===== DATA FOR PROCESSING

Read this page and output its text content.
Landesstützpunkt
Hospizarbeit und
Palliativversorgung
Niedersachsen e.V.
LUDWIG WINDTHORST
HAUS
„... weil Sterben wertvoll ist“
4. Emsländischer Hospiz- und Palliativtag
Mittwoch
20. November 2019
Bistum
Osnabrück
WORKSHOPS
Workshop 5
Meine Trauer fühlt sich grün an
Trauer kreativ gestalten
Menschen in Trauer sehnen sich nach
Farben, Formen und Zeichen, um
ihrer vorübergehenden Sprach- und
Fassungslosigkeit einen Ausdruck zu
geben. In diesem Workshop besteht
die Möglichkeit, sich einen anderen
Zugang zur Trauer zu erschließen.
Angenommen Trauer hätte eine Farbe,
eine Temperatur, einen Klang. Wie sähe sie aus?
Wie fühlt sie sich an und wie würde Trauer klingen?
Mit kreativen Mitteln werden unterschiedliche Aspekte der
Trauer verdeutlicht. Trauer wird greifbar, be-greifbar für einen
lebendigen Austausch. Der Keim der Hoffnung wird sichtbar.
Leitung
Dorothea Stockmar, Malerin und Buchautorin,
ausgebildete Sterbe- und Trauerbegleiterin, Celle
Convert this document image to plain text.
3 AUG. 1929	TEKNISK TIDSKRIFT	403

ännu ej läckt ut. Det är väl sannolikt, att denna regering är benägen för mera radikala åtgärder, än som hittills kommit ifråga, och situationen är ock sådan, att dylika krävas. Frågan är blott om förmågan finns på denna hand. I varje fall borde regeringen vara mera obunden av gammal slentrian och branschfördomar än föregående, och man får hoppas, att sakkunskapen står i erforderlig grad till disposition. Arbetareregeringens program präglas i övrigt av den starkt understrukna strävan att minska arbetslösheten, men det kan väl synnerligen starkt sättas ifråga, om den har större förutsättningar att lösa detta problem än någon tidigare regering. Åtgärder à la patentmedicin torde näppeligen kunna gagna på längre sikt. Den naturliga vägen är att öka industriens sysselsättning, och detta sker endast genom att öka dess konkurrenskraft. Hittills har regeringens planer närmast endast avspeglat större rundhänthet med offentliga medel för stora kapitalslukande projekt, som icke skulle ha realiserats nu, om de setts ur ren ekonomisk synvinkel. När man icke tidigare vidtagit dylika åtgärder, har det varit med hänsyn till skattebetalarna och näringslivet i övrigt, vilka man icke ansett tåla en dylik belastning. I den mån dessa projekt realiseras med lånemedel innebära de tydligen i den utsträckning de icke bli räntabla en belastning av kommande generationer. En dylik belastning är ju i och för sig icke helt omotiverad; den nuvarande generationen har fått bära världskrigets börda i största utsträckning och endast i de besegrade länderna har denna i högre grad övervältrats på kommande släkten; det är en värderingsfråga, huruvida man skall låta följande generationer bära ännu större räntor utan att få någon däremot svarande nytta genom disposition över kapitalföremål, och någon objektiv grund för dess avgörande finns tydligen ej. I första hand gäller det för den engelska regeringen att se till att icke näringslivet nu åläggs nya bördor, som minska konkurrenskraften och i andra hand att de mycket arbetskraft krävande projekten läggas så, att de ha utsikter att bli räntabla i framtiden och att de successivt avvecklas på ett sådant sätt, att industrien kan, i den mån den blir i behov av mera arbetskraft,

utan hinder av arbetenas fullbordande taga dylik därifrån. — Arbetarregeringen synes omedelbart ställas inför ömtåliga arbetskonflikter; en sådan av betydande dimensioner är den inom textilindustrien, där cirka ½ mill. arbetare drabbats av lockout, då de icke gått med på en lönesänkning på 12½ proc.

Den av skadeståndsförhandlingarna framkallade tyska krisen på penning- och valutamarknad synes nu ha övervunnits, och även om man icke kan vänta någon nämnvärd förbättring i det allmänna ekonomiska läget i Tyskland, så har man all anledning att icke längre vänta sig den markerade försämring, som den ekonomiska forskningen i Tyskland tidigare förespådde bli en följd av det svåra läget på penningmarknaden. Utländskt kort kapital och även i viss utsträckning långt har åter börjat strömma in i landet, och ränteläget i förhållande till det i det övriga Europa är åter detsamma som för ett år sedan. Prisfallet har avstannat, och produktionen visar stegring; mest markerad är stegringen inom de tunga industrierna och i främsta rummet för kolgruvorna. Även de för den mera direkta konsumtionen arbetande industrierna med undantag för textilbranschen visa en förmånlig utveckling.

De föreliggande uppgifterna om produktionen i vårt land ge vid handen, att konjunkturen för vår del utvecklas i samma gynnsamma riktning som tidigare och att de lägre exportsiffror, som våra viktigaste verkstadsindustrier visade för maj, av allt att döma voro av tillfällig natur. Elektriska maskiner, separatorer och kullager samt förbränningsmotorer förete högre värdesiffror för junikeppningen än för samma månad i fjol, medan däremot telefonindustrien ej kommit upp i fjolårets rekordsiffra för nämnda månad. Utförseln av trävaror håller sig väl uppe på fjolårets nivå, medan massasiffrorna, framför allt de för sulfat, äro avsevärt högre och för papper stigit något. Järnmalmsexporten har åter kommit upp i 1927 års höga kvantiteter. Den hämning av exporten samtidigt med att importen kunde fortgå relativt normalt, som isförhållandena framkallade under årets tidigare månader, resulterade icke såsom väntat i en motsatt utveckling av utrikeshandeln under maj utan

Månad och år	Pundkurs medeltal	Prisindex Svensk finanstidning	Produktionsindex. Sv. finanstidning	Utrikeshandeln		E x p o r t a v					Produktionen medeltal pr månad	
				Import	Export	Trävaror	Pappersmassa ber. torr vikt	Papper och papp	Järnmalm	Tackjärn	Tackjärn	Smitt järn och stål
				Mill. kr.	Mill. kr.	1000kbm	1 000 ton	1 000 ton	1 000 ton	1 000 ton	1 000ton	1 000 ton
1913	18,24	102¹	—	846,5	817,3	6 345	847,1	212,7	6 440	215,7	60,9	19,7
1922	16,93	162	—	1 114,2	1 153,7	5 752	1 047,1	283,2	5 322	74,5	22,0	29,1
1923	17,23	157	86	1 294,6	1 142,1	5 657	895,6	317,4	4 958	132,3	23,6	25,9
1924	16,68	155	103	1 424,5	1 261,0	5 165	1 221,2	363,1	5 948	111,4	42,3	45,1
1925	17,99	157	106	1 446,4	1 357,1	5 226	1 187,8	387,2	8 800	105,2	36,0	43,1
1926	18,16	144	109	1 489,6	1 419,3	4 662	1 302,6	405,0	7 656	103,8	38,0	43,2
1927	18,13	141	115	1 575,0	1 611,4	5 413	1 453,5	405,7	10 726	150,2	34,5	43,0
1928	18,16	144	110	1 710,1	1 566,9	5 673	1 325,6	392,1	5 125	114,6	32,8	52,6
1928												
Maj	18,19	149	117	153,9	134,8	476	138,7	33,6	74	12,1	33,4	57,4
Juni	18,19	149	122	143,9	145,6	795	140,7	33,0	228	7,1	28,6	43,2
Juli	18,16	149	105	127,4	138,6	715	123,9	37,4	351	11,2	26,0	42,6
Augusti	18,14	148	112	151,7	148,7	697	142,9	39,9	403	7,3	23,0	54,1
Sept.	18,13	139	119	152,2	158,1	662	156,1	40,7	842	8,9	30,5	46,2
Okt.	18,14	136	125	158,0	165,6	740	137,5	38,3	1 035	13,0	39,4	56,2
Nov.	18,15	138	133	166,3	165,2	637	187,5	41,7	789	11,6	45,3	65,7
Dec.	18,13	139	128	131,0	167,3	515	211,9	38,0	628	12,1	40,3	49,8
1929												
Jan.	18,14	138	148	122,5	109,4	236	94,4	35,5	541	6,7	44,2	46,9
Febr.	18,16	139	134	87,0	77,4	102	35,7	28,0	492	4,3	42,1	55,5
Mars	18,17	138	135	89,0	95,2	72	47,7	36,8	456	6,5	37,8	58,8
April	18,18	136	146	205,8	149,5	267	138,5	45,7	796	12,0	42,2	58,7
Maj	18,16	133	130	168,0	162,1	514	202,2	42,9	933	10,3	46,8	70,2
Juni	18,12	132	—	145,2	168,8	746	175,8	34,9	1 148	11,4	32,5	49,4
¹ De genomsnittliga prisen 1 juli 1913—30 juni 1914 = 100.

==========

Scan the data for the word "this" and copy every line where it shows up.

Read this page and output its text content.
Convert this document image to plain text.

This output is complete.